§ Goal of the exercise:
Go through the material and pull out every line with the string "hand" in it.

___ Data to process

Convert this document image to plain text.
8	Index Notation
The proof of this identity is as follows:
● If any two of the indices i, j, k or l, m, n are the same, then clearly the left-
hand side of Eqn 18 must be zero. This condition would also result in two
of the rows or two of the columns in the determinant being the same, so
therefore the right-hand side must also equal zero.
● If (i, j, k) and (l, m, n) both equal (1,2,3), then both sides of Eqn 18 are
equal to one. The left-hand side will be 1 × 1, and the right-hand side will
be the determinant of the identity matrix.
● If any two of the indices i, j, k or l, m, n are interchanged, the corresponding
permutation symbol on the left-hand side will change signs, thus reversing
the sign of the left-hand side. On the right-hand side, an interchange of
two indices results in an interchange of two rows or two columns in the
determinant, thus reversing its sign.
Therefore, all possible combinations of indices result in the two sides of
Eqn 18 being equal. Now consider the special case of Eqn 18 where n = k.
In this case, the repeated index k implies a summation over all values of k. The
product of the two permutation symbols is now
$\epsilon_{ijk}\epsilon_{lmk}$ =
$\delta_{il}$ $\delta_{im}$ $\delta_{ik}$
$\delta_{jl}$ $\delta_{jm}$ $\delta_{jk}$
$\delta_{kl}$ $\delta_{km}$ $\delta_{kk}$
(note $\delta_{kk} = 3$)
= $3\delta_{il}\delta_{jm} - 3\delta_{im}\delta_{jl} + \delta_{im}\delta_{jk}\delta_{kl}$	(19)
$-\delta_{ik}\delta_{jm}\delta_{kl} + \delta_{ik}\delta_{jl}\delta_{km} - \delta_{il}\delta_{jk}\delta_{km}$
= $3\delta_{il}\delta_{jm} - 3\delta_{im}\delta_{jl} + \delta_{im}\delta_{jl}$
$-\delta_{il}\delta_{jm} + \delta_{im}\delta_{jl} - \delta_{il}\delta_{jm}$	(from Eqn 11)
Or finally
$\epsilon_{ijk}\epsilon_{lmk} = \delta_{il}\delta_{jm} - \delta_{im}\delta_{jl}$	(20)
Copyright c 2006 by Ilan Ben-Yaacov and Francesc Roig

______

§ Result of the task:
hand side of Eqn 18 must be zero. This condition would also result in two
therefore the right-hand side must also equal zero.
equal to one. The left-hand side will be 1 × 1, and the right-hand side will
permutation symbol on the left-hand side will change signs, thus reversing
the sign of the left-hand side. On the right-hand side, an interchange of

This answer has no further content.